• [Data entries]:

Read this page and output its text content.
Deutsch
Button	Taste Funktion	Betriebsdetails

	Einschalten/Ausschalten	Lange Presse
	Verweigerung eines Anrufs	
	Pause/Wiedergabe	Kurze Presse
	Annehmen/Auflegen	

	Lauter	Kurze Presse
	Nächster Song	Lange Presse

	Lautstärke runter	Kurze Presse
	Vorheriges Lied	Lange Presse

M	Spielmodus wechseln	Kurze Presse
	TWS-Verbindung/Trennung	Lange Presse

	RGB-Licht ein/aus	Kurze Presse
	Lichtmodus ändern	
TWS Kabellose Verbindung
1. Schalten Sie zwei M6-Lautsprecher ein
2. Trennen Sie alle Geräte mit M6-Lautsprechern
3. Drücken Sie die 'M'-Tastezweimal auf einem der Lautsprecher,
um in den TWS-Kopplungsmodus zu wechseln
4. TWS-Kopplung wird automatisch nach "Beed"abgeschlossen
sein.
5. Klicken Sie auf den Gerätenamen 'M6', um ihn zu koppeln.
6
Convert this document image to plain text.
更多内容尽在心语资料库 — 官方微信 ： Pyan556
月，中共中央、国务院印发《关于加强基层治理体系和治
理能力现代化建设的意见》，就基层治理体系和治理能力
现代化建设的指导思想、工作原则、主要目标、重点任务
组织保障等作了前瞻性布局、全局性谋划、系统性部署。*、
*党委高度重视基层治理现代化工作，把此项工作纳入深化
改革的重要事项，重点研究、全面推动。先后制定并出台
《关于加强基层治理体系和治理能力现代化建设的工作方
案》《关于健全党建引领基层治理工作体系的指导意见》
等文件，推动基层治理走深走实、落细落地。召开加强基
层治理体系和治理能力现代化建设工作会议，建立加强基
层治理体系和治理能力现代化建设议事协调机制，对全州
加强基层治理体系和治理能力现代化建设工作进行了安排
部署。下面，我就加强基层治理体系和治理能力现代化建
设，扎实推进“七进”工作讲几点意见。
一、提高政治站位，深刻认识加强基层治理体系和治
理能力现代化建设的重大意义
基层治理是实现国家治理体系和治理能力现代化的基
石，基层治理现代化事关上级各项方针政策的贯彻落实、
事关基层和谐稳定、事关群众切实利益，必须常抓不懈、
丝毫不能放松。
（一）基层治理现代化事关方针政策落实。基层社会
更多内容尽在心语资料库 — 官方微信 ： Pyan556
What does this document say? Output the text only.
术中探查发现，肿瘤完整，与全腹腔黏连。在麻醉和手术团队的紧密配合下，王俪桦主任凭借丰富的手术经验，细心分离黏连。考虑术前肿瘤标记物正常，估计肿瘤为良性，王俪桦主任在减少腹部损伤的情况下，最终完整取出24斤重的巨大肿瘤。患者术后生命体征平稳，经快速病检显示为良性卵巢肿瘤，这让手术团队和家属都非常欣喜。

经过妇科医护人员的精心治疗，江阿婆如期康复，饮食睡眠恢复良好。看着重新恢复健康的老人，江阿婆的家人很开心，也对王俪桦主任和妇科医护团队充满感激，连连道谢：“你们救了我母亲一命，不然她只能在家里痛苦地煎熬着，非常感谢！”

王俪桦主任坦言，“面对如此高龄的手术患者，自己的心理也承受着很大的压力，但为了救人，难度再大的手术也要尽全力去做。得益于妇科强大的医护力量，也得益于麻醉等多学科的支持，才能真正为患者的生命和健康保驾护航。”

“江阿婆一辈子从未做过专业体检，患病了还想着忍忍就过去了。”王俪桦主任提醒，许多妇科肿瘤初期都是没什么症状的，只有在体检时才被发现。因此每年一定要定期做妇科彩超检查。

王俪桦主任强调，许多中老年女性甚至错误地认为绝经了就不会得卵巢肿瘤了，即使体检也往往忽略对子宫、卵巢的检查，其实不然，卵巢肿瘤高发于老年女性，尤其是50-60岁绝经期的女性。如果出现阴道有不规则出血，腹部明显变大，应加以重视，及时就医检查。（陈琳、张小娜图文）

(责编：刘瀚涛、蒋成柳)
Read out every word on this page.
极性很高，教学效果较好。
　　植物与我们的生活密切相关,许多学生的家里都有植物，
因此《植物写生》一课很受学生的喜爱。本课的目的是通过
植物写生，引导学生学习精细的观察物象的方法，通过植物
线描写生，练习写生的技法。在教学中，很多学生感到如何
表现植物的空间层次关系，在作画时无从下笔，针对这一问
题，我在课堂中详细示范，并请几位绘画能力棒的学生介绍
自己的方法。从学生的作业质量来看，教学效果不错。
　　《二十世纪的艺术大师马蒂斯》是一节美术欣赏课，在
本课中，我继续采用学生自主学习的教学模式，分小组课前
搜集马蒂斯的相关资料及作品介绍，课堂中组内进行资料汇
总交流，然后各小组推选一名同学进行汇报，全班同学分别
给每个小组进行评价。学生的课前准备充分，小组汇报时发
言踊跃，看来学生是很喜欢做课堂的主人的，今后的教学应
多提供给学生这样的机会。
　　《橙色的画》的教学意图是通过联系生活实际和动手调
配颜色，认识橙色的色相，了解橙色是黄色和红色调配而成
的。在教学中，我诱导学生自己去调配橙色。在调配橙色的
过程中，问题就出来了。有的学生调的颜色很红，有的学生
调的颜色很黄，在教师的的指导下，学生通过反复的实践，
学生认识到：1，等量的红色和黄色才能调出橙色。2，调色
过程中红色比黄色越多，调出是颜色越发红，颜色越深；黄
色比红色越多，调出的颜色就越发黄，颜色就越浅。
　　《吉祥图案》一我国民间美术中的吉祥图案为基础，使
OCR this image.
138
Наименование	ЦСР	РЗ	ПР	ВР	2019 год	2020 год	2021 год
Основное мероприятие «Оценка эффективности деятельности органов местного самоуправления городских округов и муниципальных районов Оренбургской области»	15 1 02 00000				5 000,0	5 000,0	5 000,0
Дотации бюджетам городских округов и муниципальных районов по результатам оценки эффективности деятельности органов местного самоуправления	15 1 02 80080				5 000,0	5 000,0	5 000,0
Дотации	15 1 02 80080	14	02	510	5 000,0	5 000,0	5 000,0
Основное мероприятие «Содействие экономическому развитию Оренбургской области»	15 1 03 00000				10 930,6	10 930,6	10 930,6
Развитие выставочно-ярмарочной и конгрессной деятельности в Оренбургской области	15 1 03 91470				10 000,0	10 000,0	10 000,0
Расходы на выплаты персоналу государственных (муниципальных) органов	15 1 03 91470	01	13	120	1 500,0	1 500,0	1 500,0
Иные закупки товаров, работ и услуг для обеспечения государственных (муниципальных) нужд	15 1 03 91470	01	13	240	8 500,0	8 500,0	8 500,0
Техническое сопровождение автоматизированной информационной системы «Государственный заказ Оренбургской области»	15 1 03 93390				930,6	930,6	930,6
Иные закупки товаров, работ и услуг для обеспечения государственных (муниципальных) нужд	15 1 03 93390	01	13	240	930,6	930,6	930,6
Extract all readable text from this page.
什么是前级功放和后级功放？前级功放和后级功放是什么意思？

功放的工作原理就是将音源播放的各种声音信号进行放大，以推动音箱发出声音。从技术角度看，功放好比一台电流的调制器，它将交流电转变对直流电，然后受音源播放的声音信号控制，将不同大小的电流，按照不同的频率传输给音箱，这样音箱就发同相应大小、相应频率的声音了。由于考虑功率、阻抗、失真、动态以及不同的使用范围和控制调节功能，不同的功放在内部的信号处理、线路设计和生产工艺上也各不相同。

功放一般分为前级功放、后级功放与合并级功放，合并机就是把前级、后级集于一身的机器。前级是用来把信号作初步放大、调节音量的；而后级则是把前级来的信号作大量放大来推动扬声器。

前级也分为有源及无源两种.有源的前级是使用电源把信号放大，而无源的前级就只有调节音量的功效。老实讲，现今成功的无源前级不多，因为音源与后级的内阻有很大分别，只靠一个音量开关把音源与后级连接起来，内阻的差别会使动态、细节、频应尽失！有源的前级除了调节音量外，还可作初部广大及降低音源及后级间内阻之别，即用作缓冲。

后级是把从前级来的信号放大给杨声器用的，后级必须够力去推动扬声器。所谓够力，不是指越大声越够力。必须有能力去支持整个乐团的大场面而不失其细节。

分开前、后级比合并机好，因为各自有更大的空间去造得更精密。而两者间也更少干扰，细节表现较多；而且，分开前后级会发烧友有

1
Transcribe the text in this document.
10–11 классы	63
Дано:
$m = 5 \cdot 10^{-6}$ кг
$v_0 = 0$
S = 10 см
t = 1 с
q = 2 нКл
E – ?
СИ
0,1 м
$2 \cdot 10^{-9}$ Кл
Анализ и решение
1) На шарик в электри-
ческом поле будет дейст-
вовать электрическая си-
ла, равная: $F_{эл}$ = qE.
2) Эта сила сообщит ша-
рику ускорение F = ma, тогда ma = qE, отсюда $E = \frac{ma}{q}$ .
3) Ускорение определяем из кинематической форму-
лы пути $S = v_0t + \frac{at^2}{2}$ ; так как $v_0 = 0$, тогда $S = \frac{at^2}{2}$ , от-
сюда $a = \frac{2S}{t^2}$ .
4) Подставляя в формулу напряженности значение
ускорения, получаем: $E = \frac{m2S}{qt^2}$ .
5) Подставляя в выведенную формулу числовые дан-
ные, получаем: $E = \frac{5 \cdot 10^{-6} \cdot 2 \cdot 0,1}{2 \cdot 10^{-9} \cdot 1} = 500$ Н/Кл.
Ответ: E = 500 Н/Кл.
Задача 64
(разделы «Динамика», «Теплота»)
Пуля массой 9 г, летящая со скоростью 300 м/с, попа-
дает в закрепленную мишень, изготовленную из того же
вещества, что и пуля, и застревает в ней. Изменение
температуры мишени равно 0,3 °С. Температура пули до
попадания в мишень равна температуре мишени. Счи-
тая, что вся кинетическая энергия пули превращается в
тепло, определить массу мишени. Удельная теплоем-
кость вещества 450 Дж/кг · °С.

• [Exercise brief]: From the listing above, copy every line that includes the word "Kurze".

• [Written solution]:
	Pause/Wiedergabe	Kurze Presse
	Lauter	Kurze Presse
	Lautstärke runter	Kurze Presse
M	Spielmodus wechseln	Kurze Presse
	RGB-Licht ein/aus	Kurze Presse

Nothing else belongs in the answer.